• [Written problem]:
Look through the material and copy each line holding "title".

Stored entries

▬▬▬▬▬▬▬▬▬▬

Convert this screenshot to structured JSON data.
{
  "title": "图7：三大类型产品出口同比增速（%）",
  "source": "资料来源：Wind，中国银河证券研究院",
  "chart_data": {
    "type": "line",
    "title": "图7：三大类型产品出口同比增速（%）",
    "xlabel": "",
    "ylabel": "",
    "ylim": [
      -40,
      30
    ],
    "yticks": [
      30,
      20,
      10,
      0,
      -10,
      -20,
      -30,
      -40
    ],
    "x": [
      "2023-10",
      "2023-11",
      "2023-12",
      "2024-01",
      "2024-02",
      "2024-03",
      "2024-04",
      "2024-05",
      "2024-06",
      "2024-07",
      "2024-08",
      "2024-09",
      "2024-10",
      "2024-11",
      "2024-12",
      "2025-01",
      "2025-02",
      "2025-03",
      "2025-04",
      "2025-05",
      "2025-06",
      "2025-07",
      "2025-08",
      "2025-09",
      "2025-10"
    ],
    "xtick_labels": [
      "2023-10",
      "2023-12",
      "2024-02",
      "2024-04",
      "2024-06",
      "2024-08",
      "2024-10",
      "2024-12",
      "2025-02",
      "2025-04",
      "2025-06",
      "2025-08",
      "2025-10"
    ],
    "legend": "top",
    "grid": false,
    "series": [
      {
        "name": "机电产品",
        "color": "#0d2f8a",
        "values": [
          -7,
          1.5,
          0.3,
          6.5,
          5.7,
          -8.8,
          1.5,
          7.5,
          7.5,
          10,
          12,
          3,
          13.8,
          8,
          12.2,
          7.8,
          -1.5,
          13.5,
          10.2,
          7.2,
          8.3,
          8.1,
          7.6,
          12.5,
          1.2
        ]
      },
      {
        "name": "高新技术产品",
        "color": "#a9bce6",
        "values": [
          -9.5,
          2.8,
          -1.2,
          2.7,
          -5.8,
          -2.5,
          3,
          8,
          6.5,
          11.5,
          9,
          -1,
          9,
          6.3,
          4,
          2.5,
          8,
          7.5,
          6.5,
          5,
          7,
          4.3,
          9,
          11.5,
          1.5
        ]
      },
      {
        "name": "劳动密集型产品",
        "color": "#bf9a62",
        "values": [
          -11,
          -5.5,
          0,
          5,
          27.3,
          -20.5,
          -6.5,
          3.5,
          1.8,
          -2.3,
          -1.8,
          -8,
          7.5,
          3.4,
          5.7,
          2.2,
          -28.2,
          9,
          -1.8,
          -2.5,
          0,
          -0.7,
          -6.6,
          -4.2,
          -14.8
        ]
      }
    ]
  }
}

▬▬▬▬▬▬▬▬▬▬

• [Solution to the problem]:
  "title": "图7：三大类型产品出口同比增速（%）",
    "title": "图7：三大类型产品出口同比增速（%）",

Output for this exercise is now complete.